▶ _Task to complete_
Pull out every line below that contains the word "content".

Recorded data
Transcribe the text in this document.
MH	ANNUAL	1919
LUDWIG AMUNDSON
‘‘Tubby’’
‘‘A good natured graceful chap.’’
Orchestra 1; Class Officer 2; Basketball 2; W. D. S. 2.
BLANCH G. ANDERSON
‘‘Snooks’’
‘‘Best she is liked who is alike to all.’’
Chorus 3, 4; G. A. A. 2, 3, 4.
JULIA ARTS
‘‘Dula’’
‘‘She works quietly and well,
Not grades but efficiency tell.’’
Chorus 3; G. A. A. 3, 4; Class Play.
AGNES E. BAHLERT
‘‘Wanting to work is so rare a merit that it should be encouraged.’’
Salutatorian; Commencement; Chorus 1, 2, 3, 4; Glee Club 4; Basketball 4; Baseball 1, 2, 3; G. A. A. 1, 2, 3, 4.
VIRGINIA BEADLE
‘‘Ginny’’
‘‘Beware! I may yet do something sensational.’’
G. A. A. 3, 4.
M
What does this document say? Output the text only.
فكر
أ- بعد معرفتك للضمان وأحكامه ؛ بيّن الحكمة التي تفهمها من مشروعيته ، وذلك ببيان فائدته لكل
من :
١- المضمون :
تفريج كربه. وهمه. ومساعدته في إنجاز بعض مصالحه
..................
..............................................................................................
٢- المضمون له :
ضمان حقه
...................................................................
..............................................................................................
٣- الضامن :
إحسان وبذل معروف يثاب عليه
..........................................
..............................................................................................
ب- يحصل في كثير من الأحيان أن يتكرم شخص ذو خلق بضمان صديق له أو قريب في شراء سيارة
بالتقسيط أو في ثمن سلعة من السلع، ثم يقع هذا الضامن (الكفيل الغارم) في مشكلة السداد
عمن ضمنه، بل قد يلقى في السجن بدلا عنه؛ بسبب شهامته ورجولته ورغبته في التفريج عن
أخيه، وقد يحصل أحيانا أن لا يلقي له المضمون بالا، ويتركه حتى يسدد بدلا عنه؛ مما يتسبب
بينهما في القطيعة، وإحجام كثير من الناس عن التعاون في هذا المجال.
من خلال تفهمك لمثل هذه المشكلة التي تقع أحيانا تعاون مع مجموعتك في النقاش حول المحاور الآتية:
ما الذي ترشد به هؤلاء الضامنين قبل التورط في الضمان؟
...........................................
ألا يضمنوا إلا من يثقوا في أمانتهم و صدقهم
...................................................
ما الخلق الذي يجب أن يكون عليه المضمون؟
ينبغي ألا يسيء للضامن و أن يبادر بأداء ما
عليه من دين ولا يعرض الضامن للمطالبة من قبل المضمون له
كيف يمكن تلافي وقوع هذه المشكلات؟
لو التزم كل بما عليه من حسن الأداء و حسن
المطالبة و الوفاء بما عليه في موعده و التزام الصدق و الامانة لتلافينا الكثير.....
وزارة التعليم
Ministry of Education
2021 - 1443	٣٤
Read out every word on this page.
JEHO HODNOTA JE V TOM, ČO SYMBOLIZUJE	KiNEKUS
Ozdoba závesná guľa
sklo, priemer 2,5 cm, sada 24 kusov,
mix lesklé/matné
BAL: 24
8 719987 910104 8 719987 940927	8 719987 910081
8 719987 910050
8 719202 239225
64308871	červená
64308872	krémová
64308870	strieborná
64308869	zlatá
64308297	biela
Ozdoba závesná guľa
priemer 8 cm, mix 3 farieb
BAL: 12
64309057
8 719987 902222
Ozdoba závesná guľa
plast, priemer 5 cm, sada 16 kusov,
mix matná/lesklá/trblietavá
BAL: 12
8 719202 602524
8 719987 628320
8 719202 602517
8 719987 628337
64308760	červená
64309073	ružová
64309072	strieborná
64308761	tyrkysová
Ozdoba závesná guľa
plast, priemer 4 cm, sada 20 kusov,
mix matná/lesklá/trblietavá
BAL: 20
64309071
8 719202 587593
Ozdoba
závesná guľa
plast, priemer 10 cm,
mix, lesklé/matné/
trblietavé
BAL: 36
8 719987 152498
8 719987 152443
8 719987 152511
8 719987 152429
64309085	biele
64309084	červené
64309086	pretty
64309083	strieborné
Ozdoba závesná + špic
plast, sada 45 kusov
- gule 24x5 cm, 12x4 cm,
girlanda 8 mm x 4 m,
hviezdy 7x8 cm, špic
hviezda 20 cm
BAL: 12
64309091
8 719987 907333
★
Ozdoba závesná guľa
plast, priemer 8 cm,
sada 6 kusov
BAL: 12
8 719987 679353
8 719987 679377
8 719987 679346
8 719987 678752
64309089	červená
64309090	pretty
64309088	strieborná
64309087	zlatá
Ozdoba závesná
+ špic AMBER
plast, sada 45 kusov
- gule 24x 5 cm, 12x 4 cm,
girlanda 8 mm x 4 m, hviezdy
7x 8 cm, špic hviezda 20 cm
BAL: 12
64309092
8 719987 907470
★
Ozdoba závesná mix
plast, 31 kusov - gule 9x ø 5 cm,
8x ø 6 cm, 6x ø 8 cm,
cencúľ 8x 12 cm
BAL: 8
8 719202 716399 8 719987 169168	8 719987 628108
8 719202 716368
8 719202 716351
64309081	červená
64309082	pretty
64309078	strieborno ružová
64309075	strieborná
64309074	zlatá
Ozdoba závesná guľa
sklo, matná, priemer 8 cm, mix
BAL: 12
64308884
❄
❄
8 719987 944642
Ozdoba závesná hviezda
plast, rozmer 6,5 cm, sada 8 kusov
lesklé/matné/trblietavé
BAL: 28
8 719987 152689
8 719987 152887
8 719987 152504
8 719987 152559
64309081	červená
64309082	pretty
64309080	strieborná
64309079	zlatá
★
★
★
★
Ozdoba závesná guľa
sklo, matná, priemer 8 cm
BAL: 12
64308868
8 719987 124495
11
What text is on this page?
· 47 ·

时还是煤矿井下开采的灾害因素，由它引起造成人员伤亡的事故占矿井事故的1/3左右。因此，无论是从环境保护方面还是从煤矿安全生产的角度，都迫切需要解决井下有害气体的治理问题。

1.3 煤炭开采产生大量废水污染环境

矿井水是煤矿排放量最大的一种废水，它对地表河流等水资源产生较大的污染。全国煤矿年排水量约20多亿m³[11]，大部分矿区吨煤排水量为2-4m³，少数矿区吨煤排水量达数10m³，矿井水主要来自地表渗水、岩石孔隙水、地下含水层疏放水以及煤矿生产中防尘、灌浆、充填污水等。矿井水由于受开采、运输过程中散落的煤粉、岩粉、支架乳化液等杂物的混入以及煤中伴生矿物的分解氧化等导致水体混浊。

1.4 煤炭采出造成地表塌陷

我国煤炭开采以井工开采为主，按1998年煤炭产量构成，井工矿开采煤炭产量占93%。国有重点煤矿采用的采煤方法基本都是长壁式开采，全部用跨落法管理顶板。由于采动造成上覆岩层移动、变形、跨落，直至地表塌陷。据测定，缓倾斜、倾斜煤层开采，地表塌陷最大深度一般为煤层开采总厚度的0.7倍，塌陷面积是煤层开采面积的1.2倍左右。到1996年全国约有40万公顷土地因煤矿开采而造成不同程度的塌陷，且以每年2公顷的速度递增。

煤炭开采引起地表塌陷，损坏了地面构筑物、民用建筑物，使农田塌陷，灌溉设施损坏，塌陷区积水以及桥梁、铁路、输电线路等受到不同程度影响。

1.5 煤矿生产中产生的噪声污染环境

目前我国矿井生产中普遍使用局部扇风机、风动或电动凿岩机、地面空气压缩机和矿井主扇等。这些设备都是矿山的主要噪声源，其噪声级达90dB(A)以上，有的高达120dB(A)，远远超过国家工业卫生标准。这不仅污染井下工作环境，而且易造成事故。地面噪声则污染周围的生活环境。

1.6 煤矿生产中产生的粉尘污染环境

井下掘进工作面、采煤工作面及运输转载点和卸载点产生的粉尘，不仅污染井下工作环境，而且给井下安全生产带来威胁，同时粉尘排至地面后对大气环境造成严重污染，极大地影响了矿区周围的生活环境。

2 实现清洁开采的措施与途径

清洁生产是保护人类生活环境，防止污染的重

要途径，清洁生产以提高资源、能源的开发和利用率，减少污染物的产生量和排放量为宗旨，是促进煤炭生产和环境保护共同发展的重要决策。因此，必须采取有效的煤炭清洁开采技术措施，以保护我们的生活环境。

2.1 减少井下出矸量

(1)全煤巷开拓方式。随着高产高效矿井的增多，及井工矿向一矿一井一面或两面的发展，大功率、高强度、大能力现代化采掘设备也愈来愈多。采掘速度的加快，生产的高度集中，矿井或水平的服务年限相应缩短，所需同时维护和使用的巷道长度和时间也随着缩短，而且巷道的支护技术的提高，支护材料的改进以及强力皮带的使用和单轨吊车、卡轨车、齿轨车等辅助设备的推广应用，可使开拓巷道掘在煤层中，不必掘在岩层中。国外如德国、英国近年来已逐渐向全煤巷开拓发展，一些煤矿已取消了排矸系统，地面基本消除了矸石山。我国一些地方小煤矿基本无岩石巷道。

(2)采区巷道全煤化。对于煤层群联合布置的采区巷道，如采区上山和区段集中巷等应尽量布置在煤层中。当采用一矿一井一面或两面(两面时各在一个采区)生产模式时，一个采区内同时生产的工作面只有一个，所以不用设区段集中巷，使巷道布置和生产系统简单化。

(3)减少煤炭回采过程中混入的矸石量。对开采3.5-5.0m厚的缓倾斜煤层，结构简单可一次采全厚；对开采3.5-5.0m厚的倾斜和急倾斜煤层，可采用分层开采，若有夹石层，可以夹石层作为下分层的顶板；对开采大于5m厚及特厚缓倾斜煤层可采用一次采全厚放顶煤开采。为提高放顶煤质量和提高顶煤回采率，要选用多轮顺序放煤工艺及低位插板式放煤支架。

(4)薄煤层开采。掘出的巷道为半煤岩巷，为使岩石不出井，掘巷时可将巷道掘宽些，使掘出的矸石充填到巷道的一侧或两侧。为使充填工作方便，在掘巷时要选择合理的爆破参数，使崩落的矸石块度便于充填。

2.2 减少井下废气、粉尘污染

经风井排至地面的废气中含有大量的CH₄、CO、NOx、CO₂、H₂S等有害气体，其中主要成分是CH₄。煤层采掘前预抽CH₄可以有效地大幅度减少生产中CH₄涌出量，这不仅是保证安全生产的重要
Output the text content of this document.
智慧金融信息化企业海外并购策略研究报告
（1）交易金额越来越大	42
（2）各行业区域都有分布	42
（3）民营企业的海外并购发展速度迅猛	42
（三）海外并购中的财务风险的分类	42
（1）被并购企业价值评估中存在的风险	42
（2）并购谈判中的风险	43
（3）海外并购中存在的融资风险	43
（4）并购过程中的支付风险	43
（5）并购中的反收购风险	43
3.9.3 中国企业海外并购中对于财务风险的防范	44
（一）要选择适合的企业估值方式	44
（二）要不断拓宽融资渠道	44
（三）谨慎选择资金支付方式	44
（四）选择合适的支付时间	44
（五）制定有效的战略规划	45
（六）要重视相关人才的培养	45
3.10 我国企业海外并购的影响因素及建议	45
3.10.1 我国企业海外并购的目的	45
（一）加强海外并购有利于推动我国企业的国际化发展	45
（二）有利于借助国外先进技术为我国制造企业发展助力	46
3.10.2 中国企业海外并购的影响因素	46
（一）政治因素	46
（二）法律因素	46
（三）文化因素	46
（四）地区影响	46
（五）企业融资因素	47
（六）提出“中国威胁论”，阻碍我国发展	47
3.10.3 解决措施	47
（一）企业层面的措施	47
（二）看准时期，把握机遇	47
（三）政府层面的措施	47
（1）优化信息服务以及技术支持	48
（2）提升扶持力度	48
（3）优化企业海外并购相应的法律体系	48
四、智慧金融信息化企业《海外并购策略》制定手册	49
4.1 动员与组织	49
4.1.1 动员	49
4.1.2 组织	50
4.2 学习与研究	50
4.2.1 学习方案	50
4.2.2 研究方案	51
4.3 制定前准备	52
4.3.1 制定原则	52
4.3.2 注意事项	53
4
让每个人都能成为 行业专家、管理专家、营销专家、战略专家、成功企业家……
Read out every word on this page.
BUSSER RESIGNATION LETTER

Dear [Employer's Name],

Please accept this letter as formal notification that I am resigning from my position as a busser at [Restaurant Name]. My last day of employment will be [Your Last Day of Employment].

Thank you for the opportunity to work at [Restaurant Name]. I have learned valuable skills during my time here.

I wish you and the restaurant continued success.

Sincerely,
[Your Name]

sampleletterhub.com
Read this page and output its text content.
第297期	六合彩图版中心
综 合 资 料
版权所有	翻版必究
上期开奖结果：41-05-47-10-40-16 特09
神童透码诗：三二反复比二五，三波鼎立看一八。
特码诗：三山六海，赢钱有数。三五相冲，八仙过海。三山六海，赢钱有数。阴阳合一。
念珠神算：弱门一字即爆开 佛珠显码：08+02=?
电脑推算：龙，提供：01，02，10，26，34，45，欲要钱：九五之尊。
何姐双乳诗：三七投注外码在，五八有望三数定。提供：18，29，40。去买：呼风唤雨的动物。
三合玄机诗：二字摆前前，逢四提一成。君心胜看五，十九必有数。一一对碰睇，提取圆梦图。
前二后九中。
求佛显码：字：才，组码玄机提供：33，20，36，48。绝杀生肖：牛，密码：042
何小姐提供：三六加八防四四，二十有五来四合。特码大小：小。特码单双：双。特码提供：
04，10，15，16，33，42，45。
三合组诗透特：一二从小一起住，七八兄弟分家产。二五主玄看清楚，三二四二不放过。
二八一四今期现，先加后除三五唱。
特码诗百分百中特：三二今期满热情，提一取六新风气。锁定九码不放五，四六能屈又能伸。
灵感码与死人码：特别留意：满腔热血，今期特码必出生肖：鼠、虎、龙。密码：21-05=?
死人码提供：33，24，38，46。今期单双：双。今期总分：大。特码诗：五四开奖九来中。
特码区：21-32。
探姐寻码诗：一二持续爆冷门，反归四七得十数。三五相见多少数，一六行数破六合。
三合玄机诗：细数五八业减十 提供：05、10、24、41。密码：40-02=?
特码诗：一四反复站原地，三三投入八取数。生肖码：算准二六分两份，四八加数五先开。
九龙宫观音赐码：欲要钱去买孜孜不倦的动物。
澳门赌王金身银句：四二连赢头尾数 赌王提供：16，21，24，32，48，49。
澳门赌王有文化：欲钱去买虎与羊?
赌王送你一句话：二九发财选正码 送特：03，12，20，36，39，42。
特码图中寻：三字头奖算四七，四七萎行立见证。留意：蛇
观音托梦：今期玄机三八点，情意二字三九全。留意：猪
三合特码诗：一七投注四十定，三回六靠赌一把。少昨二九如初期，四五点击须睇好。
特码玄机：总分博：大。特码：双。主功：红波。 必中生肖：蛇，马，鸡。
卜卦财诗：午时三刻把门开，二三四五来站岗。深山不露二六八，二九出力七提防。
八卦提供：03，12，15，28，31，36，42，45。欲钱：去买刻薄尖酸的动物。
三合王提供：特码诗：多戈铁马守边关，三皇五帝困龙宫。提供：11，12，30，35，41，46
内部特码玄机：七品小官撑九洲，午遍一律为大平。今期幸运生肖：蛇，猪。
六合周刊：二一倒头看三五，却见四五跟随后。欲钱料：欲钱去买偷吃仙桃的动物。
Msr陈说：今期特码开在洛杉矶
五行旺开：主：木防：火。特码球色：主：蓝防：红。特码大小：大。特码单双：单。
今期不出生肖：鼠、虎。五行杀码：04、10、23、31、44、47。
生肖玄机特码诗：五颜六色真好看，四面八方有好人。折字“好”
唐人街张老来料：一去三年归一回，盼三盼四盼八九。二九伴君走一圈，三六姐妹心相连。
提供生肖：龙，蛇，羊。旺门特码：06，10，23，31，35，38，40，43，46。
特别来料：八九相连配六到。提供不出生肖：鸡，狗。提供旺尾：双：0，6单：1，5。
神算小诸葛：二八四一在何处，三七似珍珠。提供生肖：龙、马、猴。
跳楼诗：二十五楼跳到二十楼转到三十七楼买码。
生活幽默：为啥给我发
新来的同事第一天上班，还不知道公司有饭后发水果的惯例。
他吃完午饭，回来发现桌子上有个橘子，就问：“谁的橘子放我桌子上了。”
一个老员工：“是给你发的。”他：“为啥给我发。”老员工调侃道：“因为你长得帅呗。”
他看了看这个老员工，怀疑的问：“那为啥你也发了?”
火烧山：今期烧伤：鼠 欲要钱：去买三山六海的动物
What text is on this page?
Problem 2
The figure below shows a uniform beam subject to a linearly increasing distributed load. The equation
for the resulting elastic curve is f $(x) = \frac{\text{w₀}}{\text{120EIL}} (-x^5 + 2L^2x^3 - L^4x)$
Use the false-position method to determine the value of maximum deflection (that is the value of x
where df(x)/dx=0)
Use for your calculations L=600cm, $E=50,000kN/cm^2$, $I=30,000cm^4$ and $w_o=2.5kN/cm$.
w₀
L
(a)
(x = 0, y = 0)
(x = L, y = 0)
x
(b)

▶ _Answer for this exercise_
Output the text content of this document.
Read this page and output its text content.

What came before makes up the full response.